=== Data supplied ===
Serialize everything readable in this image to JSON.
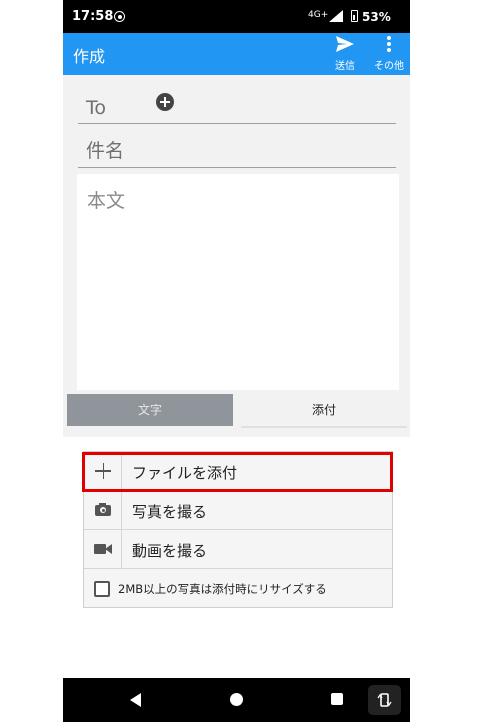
{
  "status_bar": {
    "time": "17:58",
    "network": "4G+",
    "battery": "53%"
  },
  "app_bar": {
    "title": "作成",
    "send_label": "送信",
    "more_label": "その他"
  },
  "compose": {
    "to_placeholder": "To",
    "subject_placeholder": "件名",
    "body_placeholder": "本文"
  },
  "tabs": {
    "text_tab": "文字",
    "attach_tab": "添付"
  },
  "attach_options": {
    "attach_file": "ファイルを添付",
    "take_photo": "写真を撮る",
    "take_video": "動画を撮る",
    "resize_checkbox_label": "2MB以上の写真は添付時にリサイズする",
    "resize_checked": false
  },
  "colors": {
    "app_bar": "#2196f3",
    "highlight": "#e00000",
    "status_bar": "#000000"
  }
}
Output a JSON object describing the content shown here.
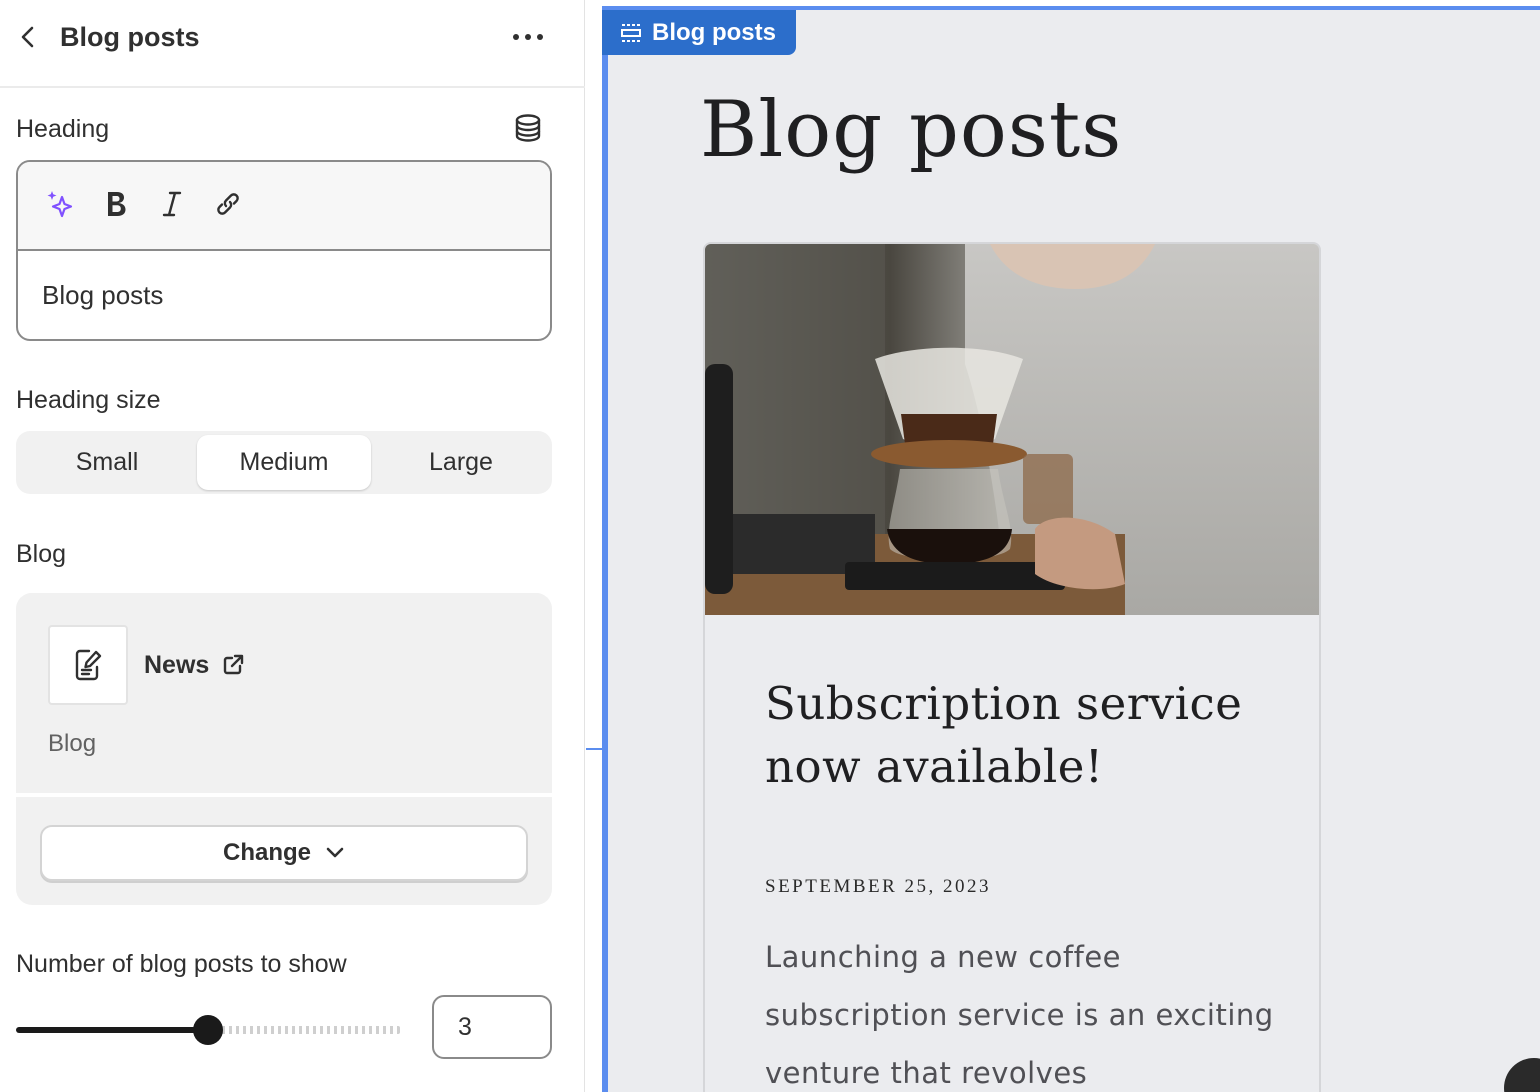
{
  "panel": {
    "title": "Blog posts",
    "back_icon": "chevron-left-icon",
    "more_icon": "ellipsis-horizontal-icon"
  },
  "heading_field": {
    "label": "Heading",
    "source_icon": "database-icon",
    "toolbar": [
      "sparkle-ai-icon",
      "bold-icon",
      "italic-icon",
      "link-icon"
    ],
    "value": "Blog posts"
  },
  "heading_size": {
    "label": "Heading size",
    "options": [
      "Small",
      "Medium",
      "Large"
    ],
    "selected": "Medium"
  },
  "blog_field": {
    "label": "Blog",
    "item_name": "News",
    "item_type": "Blog",
    "item_icon": "document-edit-icon",
    "external_icon": "external-link-icon",
    "change_label": "Change"
  },
  "count_field": {
    "label": "Number of blog posts to show",
    "value": "3",
    "slider_fraction": 0.5
  },
  "preview": {
    "section_tag": "Blog posts",
    "heading": "Blog posts",
    "post": {
      "title": "Subscription service now available!",
      "date": "SEPTEMBER 25, 2023",
      "excerpt": "Launching a new coffee subscription service is an exciting venture that revolves"
    }
  },
  "colors": {
    "accent_blue": "#2c6ecb",
    "section_outline": "#5b8def",
    "ai_purple": "#8051ff"
  }
}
===
**Goal**: Take the listing above and restate it word for word, without its pictures.

**Task answer**:
Serialize everything readable in this image to JSON.
{
  "status_bar": {
    "time": "17:58",
    "network": "4G+",
    "battery": "53%"
  },
  "app_bar": {
    "title": "作成",
    "send_label": "送信",
    "more_label": "その他"
  },
  "compose": {
    "to_placeholder": "To",
    "subject_placeholder": "件名",
    "body_placeholder": "本文"
  },
  "tabs": {
    "text_tab": "文字",
    "attach_tab": "添付"
  },
  "attach_options": {
    "attach_file": "ファイルを添付",
    "take_photo": "写真を撮る",
    "take_video": "動画を撮る",
    "resize_checkbox_label": "2MB以上の写真は添付時にリサイズする",
    "resize_checked": false
  },
  "colors": {
    "app_bar": "#2196f3",
    "highlight": "#e00000",
    "status_bar": "#000000"
  }
}
Output a JSON object describing the content shown here.
{
  "panel": {
    "title": "Blog posts",
    "back_icon": "chevron-left-icon",
    "more_icon": "ellipsis-horizontal-icon"
  },
  "heading_field": {
    "label": "Heading",
    "source_icon": "database-icon",
    "toolbar": [
      "sparkle-ai-icon",
      "bold-icon",
      "italic-icon",
      "link-icon"
    ],
    "value": "Blog posts"
  },
  "heading_size": {
    "label": "Heading size",
    "options": [
      "Small",
      "Medium",
      "Large"
    ],
    "selected": "Medium"
  },
  "blog_field": {
    "label": "Blog",
    "item_name": "News",
    "item_type": "Blog",
    "item_icon": "document-edit-icon",
    "external_icon": "external-link-icon",
    "change_label": "Change"
  },
  "count_field": {
    "label": "Number of blog posts to show",
    "value": "3",
    "slider_fraction": 0.5
  },
  "preview": {
    "section_tag": "Blog posts",
    "heading": "Blog posts",
    "post": {
      "title": "Subscription service now available!",
      "date": "SEPTEMBER 25, 2023",
      "excerpt": "Launching a new coffee subscription service is an exciting venture that revolves"
    }
  },
  "colors": {
    "accent_blue": "#2c6ecb",
    "section_outline": "#5b8def",
    "ai_purple": "#8051ff"
  }
}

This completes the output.